__STATED GOAL__: Return all lines from the listing below in which the string "text" occurs.

__MATERIAL FOR THE TASK__:
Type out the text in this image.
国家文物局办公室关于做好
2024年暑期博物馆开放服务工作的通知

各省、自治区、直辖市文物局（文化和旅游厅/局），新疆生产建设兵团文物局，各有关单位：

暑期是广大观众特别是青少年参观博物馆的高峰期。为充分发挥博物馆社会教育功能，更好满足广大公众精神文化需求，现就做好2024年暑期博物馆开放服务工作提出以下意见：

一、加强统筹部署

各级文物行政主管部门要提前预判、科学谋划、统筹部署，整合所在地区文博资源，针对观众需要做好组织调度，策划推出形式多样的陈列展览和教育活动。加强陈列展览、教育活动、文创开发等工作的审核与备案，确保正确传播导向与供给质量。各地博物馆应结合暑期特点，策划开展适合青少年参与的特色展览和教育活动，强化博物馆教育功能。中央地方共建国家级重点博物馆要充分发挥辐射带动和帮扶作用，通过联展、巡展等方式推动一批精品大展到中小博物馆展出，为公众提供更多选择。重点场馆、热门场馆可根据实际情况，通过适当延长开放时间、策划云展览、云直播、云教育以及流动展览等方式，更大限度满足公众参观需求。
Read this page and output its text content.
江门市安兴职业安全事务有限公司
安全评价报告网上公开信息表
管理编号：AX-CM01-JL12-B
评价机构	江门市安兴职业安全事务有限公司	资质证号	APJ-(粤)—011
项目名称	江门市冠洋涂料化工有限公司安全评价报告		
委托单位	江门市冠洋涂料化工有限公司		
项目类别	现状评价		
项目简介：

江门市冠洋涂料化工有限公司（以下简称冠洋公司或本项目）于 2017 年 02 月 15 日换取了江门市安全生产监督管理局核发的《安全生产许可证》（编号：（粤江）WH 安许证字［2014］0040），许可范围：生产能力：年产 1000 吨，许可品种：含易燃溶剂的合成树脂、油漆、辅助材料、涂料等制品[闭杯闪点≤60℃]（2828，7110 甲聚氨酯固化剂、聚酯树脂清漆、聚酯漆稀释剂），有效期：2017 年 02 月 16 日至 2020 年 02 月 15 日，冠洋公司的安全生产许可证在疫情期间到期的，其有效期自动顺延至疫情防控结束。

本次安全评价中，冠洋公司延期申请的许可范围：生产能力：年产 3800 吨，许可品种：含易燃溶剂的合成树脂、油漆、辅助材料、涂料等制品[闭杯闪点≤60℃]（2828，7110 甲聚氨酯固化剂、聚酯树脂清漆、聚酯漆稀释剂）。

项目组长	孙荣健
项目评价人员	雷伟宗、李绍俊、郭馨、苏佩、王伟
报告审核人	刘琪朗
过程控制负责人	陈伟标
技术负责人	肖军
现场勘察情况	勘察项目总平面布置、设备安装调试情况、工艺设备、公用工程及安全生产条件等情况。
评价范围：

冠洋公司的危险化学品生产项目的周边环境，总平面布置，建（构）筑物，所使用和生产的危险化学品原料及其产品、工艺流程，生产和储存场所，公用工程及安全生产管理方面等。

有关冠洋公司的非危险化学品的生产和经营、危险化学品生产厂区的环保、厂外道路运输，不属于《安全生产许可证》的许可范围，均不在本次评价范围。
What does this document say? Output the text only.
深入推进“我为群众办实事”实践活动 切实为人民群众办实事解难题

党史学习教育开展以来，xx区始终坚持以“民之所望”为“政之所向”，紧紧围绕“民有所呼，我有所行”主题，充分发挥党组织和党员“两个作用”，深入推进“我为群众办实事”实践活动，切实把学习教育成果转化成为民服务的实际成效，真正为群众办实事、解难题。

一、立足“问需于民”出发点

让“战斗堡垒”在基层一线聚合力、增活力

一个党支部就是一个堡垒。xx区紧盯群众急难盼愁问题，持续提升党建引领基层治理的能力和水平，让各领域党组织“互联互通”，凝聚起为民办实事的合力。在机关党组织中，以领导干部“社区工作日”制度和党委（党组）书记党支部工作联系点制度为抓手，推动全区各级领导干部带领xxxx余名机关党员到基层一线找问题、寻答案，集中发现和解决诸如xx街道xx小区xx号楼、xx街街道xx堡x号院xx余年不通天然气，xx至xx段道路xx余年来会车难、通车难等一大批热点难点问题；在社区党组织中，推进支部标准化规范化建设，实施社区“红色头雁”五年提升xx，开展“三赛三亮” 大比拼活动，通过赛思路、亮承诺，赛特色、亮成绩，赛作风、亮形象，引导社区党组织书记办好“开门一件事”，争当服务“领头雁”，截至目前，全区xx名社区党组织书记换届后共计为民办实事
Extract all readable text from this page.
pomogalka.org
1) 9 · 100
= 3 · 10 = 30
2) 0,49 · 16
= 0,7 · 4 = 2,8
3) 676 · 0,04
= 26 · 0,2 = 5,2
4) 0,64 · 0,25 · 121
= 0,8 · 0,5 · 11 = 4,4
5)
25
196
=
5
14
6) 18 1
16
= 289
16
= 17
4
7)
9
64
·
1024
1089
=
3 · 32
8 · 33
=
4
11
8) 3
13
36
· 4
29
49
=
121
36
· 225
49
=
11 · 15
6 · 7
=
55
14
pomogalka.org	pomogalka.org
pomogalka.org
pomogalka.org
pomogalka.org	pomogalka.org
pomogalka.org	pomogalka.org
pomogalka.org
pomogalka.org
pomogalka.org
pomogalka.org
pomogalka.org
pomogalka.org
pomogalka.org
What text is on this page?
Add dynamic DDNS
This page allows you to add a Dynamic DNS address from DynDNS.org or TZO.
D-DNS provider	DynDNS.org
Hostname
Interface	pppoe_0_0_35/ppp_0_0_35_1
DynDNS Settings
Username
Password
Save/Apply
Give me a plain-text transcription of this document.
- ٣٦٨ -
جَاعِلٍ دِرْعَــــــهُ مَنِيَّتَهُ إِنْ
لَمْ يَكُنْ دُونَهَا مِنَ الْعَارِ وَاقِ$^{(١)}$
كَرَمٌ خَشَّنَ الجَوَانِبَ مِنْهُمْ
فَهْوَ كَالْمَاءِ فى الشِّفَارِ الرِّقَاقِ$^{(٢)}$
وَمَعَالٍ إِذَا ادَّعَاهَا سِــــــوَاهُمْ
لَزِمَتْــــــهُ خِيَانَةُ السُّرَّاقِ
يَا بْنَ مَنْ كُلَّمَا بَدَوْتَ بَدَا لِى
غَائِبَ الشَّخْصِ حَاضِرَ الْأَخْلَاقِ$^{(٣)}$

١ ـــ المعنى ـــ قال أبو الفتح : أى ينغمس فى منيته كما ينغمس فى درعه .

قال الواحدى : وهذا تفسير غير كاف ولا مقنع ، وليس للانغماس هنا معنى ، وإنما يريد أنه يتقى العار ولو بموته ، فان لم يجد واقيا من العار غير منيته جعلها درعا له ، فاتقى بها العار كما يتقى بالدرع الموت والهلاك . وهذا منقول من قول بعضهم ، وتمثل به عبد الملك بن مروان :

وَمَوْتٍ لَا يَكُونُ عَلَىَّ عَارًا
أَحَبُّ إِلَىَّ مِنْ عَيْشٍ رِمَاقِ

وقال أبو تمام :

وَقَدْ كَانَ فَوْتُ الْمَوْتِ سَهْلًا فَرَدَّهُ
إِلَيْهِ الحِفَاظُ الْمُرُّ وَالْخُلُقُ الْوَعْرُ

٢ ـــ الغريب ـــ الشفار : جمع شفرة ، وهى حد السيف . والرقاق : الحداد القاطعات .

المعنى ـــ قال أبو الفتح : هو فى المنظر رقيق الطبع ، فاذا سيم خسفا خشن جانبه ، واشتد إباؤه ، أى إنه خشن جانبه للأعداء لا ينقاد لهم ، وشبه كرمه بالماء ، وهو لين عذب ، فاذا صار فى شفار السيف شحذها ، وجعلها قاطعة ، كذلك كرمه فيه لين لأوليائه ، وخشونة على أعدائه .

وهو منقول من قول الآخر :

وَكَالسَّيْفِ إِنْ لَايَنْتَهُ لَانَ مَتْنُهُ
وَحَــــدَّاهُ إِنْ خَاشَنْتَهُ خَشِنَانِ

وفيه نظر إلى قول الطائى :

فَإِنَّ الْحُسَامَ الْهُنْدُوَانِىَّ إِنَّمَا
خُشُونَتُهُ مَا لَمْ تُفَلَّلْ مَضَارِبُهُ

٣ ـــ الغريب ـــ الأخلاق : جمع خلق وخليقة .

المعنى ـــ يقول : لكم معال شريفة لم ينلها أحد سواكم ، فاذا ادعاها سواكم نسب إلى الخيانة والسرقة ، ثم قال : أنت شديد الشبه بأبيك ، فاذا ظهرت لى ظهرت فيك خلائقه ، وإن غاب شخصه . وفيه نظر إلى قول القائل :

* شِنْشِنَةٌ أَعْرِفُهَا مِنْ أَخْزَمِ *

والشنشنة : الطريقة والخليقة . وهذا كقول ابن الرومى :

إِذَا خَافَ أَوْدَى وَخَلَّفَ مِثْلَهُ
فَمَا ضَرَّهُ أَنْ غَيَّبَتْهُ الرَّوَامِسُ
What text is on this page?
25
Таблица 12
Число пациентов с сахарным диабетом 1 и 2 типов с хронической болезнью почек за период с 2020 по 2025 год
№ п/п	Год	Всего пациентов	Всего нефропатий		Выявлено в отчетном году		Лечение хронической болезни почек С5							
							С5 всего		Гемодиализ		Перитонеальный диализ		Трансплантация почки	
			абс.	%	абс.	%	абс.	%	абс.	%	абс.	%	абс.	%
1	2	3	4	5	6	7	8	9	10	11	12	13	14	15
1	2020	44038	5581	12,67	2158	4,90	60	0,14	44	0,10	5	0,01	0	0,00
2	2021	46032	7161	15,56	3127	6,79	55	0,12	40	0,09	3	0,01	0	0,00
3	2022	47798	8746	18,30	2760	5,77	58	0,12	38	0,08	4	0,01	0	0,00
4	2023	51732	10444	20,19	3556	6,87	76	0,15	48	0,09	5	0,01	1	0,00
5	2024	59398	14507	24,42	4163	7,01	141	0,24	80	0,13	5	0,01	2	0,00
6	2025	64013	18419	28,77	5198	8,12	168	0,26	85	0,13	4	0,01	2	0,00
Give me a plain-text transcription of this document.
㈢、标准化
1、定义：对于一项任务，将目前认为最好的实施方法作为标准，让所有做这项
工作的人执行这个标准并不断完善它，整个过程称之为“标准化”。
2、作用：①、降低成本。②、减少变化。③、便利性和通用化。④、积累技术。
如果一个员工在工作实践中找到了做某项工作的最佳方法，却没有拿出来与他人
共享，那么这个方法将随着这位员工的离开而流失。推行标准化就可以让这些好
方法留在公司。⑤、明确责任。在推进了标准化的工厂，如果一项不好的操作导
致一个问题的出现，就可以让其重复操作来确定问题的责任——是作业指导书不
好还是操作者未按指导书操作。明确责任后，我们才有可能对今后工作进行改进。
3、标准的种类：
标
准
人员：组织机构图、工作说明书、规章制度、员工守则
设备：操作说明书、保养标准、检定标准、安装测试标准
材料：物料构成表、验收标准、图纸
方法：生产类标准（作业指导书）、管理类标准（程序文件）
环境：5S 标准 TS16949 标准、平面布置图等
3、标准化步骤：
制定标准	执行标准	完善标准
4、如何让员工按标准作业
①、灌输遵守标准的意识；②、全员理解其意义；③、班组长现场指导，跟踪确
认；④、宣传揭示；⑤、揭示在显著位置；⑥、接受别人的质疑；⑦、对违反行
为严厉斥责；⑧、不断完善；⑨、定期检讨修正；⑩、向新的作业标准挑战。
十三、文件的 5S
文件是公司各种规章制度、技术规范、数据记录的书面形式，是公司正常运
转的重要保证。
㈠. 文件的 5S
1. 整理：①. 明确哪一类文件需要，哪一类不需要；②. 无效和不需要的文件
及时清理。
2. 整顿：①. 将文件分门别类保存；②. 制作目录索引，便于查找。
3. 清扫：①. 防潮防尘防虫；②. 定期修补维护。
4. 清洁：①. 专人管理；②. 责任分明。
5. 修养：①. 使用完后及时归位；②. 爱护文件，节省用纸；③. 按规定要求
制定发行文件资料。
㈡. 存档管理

__FULL SOLUTION__:
Type out the text in this image.
Read this page and output its text content.
What does this document say? Output the text only.
Extract all readable text from this page.
What text is on this page?
Give me a plain-text transcription of this document.
What text is on this page?
Give me a plain-text transcription of this document.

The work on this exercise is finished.